• [Your objective]
Which lines in the records below contain the word "start"? Copy each one out.

--*--

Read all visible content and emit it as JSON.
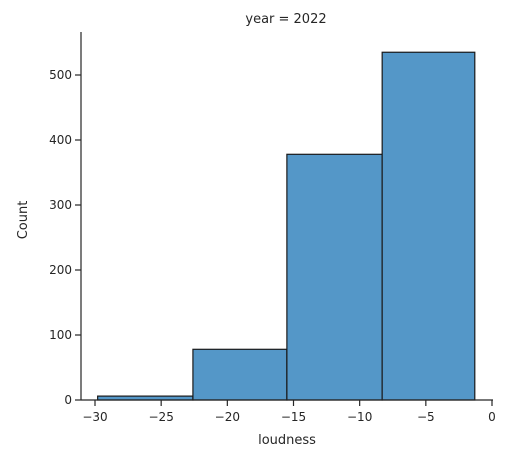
{
  "chart_data": {
    "type": "bar",
    "subtype": "histogram",
    "title": "year = 2022",
    "xlabel": "loudness",
    "ylabel": "Count",
    "bins": [
      {
        "start": -29.8,
        "end": -22.6,
        "count": 6
      },
      {
        "start": -22.6,
        "end": -15.5,
        "count": 78
      },
      {
        "start": -15.5,
        "end": -8.3,
        "count": 378
      },
      {
        "start": -8.3,
        "end": -1.3,
        "count": 535
      }
    ],
    "xlim": [
      -31,
      0
    ],
    "ylim": [
      0,
      565
    ],
    "xticks": [
      {
        "value": -30,
        "label": "−30"
      },
      {
        "value": -25,
        "label": "−25"
      },
      {
        "value": -20,
        "label": "−20"
      },
      {
        "value": -15,
        "label": "−15"
      },
      {
        "value": -10,
        "label": "−10"
      },
      {
        "value": -5,
        "label": "−5"
      },
      {
        "value": 0,
        "label": "0"
      }
    ],
    "yticks": [
      {
        "value": 0,
        "label": "0"
      },
      {
        "value": 100,
        "label": "100"
      },
      {
        "value": 200,
        "label": "200"
      },
      {
        "value": 300,
        "label": "300"
      },
      {
        "value": 400,
        "label": "400"
      },
      {
        "value": 500,
        "label": "500"
      }
    ],
    "bar_color": "#5497c8",
    "edge_color": "#1a1a1a",
    "grid": false,
    "spines": [
      "left",
      "bottom"
    ]
  }
}
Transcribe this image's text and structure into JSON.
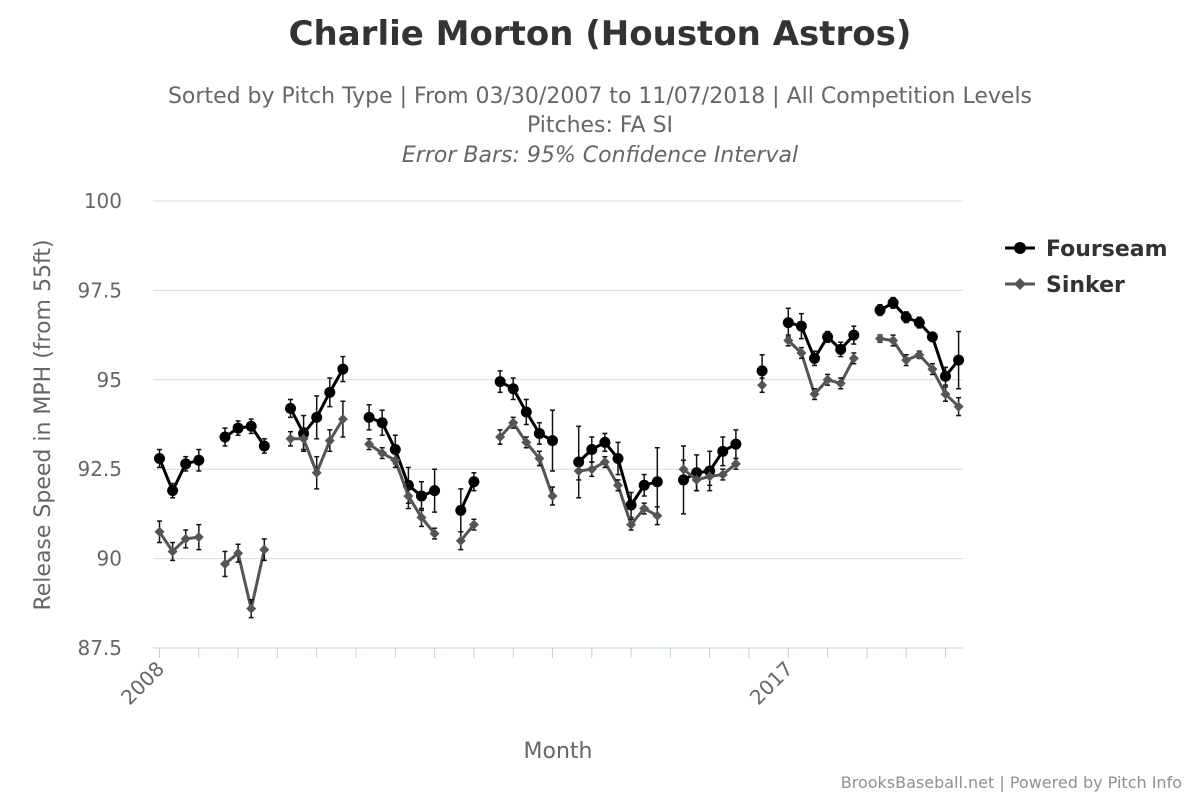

--*--

• [The answer]
        "start": -29.8,
        "start": -22.6,
        "start": -15.5,
        "start": -8.3,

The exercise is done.